-- Begin Excerpt --

Overall, net income rose 20 percent to $1.8 billion in early 1993 for the current 1,802 SAIF-insured savings associations. In addition, net income for SAIF-insured institutions in each quarter of 1992 was more than double the average quarterly net income for the year 1991, reflecting the benefits of the interest-rate spread and the reduction of troubled assets (Figure 45-3).

Profitability continues to be hampered by losses associated with credit-quality problems. At SAIF-insured savings associations, net charge-offs during the first quarter of 1993 were 0.47 percent of total assets. Albeit this represents a significant reduction from the first quarter of 1992, the level of charge-offs is still quite high given long-run historical averages. Trouble spots still remain with the continued devaluation of real estate in certain geographic areas, especially California, and the dogged persistence of the sluggish economy that impact the performance of existing loans.

-- End Excerpt --

▶ [What is asked]:
• a. According to the passage on SAIF-insured savings associations, what were net charge-offs during the first quarter of 1993 as a share of total assets?
• b. Continue the passage on the earnings of SAIF-insured savings associations from its final sentence.

-- Begin Information shown --

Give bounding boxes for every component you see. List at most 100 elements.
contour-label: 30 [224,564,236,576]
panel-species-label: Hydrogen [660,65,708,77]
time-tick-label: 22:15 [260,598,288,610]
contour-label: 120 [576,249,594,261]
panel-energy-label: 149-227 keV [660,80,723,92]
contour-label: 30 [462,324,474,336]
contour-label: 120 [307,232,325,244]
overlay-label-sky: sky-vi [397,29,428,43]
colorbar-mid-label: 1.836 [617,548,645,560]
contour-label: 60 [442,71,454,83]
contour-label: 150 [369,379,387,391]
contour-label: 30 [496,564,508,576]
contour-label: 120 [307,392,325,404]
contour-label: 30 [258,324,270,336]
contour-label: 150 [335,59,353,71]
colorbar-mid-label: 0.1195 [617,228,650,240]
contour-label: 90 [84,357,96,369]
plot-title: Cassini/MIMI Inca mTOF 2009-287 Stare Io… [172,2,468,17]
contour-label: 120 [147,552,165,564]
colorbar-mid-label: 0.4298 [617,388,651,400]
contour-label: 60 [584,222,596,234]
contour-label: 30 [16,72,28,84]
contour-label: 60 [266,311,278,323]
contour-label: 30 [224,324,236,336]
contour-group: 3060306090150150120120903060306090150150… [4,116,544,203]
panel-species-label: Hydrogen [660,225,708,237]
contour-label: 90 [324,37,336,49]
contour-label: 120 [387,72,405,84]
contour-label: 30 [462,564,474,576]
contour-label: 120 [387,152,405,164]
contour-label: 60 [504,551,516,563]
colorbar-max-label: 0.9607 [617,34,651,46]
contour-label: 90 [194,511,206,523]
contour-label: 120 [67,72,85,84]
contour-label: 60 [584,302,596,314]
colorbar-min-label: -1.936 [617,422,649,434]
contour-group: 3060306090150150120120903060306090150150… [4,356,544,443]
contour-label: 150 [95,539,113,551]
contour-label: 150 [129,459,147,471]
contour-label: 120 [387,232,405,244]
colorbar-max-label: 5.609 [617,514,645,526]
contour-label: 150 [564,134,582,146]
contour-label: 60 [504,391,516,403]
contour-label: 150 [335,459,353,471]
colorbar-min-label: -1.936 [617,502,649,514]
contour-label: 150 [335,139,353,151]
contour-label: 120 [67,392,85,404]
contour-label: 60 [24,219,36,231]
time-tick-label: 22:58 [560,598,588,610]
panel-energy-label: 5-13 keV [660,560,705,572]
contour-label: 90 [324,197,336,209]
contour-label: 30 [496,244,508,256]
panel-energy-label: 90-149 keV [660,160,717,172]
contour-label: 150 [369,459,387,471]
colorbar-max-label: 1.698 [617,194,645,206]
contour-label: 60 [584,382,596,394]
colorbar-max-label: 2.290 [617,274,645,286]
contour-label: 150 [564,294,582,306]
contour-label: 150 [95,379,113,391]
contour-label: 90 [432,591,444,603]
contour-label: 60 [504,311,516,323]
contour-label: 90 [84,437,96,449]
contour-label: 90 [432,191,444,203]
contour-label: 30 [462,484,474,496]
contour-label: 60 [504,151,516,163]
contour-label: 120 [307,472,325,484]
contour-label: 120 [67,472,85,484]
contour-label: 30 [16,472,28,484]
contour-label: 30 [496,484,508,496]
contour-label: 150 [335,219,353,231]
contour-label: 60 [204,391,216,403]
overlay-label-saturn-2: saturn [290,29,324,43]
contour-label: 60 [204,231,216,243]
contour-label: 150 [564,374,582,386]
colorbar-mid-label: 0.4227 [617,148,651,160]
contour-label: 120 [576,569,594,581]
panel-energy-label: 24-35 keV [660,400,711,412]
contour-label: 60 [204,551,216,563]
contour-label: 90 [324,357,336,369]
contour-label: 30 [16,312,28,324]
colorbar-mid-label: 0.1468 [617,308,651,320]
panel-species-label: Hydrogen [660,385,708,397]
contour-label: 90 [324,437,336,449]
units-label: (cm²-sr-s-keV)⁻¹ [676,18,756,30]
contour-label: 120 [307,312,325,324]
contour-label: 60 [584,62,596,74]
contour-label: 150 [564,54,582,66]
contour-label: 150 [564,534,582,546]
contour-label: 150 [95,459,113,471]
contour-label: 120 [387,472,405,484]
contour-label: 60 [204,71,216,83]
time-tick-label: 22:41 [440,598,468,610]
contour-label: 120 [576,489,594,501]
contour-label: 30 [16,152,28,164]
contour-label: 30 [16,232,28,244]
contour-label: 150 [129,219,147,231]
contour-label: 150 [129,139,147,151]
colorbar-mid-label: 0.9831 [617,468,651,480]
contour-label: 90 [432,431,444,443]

-- End Information shown --

▶ [Task answers]:
• a. They were 0.47 percent of total assets.

• b.
Yields and Spreads

The increase in the SAIF-insured savings associations' earnings over the past two years reflects the fact that the cost of funds has fallen drastically relative to the yield these institutions earn on mortgage portfolios (Figure 45 -4). During the first quarter of 1993, savings associations had a cost of funds of slightly more than 3 percent, down more than 150 basis points from year-end 1991. During the same period, the mortgage portfolio yields declined 100 basis points to 7.4 percent. The almost 425-basis-point spread in the first quarter of 1993 was among the highest on record. The combination of an unusually steep yield curve and the low short-term interest rates that led to this spread are not likely to be sustained ad infinitum.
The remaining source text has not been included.